# [THE TASK]
Look for "from" in each line of the entries, and return the matching lines.

-- Start of DATA EXCERPTS --

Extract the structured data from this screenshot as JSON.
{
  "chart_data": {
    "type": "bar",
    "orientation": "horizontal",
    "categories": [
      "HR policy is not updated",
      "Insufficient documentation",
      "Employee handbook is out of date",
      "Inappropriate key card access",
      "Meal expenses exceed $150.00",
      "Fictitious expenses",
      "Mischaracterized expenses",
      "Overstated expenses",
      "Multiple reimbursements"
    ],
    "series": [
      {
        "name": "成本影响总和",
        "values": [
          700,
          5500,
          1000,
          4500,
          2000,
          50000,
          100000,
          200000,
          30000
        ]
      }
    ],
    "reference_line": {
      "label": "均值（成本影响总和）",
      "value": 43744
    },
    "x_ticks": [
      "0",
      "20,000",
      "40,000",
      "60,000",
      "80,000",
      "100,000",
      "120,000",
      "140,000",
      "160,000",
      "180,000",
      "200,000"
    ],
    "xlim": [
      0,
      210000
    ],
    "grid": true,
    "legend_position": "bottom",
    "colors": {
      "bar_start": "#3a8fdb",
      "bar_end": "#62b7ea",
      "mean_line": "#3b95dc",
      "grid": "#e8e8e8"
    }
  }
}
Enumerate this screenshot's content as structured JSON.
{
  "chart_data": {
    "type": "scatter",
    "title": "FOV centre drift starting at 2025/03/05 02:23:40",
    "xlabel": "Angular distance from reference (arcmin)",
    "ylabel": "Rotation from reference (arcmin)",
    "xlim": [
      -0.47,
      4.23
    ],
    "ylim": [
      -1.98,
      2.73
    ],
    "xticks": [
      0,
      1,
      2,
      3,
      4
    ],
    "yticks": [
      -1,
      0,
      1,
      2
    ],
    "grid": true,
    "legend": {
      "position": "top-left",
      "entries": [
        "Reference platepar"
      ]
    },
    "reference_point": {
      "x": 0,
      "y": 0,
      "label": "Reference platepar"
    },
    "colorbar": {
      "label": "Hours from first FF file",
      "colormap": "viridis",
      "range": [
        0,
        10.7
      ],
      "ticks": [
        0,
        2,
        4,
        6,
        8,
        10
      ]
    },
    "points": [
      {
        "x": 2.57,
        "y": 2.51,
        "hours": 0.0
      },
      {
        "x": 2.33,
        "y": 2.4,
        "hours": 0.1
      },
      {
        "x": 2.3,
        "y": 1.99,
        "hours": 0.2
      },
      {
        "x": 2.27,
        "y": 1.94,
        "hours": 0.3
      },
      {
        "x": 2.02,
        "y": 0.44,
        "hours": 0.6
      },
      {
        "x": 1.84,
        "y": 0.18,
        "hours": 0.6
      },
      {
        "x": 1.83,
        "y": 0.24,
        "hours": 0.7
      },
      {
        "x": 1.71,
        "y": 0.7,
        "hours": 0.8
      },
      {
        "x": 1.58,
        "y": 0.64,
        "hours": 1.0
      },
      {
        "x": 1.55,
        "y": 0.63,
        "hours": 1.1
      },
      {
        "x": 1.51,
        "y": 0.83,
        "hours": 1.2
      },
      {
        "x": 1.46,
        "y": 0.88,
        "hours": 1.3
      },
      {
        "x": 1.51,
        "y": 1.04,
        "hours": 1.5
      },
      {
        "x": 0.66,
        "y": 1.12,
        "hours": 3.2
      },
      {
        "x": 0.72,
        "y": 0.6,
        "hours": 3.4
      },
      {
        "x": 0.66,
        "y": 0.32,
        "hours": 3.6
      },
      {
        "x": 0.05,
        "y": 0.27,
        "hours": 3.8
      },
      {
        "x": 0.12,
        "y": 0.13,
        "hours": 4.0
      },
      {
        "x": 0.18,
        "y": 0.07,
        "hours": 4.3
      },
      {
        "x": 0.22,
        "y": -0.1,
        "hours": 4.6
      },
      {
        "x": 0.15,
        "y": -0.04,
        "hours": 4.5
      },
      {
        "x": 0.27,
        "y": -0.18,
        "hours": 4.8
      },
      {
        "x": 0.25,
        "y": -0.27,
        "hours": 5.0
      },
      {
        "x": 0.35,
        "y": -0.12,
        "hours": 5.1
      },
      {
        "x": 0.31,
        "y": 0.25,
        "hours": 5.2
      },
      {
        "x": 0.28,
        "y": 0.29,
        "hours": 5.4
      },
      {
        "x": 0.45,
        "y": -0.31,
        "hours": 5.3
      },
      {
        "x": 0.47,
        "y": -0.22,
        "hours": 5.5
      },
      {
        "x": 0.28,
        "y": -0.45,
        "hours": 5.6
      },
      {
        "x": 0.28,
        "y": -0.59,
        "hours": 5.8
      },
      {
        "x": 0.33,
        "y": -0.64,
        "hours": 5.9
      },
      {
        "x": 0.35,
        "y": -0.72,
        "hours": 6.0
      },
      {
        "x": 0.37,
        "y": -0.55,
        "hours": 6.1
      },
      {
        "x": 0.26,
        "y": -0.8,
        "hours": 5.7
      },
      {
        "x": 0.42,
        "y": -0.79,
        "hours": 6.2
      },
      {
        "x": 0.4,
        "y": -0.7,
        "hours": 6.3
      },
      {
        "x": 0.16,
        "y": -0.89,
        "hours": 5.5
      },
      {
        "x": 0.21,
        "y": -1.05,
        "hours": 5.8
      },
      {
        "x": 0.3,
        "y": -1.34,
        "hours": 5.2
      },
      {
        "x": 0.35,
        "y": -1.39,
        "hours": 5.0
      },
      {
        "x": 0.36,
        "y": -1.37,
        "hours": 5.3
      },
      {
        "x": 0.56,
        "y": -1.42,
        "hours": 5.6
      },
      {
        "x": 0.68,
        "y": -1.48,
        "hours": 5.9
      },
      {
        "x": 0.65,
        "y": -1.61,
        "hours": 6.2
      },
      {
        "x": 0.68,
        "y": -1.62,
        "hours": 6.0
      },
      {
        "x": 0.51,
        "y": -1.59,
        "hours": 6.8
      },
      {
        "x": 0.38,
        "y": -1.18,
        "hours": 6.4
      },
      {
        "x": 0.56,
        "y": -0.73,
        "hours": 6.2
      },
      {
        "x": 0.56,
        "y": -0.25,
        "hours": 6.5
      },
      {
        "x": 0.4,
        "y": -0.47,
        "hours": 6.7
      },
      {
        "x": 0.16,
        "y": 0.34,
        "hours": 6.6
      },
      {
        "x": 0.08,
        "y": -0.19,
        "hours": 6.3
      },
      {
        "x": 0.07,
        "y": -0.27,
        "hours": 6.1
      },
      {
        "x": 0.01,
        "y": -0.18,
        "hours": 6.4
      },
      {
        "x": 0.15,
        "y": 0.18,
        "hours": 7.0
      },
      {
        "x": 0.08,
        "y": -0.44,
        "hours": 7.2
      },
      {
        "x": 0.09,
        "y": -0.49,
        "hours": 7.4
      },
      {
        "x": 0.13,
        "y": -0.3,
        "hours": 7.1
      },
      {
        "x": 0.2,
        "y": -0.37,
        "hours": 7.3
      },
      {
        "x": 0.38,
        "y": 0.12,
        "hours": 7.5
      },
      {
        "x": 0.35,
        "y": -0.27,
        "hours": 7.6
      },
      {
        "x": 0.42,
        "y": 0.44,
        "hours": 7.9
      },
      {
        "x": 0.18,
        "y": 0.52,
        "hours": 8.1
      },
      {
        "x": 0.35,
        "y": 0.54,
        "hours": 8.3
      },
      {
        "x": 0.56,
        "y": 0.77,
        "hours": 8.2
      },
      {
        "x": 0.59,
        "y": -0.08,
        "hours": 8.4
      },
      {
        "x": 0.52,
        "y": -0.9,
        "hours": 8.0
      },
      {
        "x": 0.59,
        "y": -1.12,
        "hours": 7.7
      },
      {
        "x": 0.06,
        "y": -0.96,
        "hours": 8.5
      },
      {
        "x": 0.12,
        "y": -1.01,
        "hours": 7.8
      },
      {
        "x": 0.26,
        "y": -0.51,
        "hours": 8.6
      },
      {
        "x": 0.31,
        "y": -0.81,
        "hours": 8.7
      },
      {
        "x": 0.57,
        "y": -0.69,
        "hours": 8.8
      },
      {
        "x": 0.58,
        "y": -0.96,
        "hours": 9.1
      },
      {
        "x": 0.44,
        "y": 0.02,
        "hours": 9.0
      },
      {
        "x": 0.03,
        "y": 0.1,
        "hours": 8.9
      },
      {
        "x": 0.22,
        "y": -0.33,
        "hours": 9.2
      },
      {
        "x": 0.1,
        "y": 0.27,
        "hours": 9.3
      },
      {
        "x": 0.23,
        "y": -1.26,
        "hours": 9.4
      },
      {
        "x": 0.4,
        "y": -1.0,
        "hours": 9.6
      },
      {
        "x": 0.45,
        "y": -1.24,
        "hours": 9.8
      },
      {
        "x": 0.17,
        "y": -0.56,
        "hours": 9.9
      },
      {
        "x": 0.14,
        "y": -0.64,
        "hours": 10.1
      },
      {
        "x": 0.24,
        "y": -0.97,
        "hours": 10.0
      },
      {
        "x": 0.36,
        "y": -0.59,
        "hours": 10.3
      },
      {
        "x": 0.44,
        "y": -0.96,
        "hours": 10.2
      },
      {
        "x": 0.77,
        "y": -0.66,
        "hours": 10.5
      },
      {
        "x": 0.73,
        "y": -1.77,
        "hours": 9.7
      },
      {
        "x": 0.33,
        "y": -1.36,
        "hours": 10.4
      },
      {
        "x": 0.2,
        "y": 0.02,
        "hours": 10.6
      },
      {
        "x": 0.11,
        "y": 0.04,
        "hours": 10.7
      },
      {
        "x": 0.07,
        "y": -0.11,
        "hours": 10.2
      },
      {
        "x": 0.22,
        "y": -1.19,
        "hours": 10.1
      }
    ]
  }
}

-- End of DATA EXCERPTS --

# [ANSWER]
Extract the structured data from this screenshot as JSON.
    "xlabel": "Angular distance from reference (arcmin)",
    "ylabel": "Rotation from reference (arcmin)",
      "label": "Hours from first FF file",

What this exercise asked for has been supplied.